## FRAGMENTO PARA LEER
______________________________

La malversación y la prevaricación son dos de los delitos más dañinos para la confianza ciudadana en las instituciones. Aunque su definición es jurídica, sus repercusiones son esencialmente políticas y sociales.

Pérdida de confianza en la administración

Cada vez que un caso de este tipo ocupa titulares, se produce un deterioro de la imagen de la administración pública. Los ciudadanos perciben que los recursos destinados a su bienestar —sanidad, educación, infraestructuras— pueden estar siendo desviados para intereses privados.

Efecto en la estabilidad política

Cuando las investigaciones afectan a cargos electos o altos funcionarios, las consecuencias pueden incluir:

  • Dimisiones forzadas.
  • Mociones de censura.
  • Adelantos electorales en gobiernos autonómicos o locales.

En casos más graves, la sombra de la corrupción puede influir en elecciones generales, afectando tanto a la participación como al reparto de votos.

______________________________

## MATERIAL PROPORCIONADO
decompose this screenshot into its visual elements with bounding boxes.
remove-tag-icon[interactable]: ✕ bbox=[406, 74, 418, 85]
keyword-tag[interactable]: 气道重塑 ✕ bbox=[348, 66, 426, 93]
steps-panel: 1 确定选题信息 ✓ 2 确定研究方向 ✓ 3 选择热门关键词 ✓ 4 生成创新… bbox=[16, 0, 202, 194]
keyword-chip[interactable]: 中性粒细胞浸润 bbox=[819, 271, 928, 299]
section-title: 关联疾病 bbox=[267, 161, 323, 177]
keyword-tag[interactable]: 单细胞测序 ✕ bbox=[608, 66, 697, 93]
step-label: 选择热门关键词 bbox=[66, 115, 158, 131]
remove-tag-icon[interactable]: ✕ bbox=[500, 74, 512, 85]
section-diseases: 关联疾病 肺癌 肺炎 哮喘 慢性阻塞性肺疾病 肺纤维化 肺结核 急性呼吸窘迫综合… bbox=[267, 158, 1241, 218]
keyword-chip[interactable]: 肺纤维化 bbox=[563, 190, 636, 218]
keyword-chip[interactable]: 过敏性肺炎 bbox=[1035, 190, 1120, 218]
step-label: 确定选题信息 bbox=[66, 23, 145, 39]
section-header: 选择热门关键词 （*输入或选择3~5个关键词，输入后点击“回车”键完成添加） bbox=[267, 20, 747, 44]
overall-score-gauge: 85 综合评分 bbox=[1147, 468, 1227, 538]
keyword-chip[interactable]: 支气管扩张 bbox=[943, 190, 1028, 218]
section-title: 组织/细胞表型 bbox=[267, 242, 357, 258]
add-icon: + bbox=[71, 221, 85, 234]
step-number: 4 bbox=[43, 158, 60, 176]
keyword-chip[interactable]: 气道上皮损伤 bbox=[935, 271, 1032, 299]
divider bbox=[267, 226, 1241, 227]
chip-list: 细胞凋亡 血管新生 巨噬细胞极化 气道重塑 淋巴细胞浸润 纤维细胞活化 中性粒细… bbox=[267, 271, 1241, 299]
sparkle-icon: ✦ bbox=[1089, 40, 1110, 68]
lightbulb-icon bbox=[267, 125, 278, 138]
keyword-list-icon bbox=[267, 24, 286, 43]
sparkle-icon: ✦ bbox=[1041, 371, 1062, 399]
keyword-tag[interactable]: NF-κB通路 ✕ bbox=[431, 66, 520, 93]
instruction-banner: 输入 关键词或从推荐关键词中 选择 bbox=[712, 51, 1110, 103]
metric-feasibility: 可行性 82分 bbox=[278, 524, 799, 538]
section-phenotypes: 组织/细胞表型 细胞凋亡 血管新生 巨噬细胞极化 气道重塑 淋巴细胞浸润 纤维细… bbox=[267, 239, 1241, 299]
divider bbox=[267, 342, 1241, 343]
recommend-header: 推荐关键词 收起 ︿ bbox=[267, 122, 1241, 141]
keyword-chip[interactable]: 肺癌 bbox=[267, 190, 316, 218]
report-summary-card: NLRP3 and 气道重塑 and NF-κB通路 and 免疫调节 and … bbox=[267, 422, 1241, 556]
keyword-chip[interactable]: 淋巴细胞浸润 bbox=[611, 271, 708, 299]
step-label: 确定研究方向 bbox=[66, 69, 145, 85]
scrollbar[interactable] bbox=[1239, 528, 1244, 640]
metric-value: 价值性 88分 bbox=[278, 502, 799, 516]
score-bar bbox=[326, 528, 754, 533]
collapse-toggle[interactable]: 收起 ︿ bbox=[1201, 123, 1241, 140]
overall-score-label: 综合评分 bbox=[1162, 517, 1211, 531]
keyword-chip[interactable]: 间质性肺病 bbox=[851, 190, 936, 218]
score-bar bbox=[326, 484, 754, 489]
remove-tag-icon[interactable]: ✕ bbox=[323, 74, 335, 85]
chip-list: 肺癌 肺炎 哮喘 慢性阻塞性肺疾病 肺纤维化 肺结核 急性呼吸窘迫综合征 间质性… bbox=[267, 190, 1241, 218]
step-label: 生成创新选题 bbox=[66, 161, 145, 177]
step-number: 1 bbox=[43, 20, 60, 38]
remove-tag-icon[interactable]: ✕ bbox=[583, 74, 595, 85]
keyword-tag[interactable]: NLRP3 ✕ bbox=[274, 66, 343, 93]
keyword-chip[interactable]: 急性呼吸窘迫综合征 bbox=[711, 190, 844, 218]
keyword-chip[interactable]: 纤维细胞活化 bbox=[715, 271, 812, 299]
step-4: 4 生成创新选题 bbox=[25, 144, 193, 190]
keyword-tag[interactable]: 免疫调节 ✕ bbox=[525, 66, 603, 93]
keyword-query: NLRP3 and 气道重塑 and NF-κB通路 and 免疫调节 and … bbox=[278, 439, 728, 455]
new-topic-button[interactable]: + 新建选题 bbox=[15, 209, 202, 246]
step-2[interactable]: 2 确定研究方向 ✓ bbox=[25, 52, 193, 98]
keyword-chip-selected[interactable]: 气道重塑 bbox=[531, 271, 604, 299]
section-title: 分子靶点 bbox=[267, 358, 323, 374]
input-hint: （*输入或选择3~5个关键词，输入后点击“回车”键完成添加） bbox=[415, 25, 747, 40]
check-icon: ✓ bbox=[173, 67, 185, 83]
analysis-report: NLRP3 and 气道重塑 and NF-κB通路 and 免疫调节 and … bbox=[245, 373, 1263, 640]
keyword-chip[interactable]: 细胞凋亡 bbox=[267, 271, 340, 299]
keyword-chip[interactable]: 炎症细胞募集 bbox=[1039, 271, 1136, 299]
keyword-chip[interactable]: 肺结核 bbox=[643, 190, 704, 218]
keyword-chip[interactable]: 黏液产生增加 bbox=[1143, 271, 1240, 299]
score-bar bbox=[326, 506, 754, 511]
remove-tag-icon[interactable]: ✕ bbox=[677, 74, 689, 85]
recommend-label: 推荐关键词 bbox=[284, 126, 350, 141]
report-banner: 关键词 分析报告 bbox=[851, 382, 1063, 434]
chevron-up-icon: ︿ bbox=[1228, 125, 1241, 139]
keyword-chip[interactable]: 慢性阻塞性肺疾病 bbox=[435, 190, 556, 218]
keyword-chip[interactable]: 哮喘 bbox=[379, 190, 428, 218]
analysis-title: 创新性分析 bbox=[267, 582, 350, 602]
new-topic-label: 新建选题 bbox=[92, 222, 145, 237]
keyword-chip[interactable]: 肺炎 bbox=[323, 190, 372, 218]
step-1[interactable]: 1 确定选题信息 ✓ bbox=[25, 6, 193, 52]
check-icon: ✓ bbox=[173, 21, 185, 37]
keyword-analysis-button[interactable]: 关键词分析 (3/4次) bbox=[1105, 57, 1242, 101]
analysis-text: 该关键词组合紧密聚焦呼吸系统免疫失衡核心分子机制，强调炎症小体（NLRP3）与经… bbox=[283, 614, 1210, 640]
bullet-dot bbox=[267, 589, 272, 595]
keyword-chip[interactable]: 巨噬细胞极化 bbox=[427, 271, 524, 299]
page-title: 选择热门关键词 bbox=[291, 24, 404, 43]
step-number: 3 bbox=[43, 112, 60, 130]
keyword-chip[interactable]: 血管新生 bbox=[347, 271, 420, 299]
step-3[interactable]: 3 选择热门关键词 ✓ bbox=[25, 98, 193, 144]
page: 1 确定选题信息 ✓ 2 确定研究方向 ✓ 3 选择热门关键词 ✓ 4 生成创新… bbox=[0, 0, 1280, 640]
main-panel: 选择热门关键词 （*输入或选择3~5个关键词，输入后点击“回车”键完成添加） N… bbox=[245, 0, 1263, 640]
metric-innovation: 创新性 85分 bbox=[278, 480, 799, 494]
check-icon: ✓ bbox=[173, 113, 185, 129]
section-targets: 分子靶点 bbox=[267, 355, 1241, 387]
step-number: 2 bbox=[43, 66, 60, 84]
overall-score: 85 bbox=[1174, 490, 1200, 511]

______________________________

## SOBRE LA TAREA
Reescribe el pasaje del texto sobre la malversación y la prevaricación que arranca en las palabras "Efecto en la" y se detiene después de "Mociones de censura.". Sustituye "Dimisiones" por "Renuncias".

## RESPUESTA
Efecto en la estabilidad política

Cuando las investigaciones afectan a cargos electos o altos funcionarios, las consecuencias pueden incluir:

  • Renuncias forzadas.
  • Mociones de censura.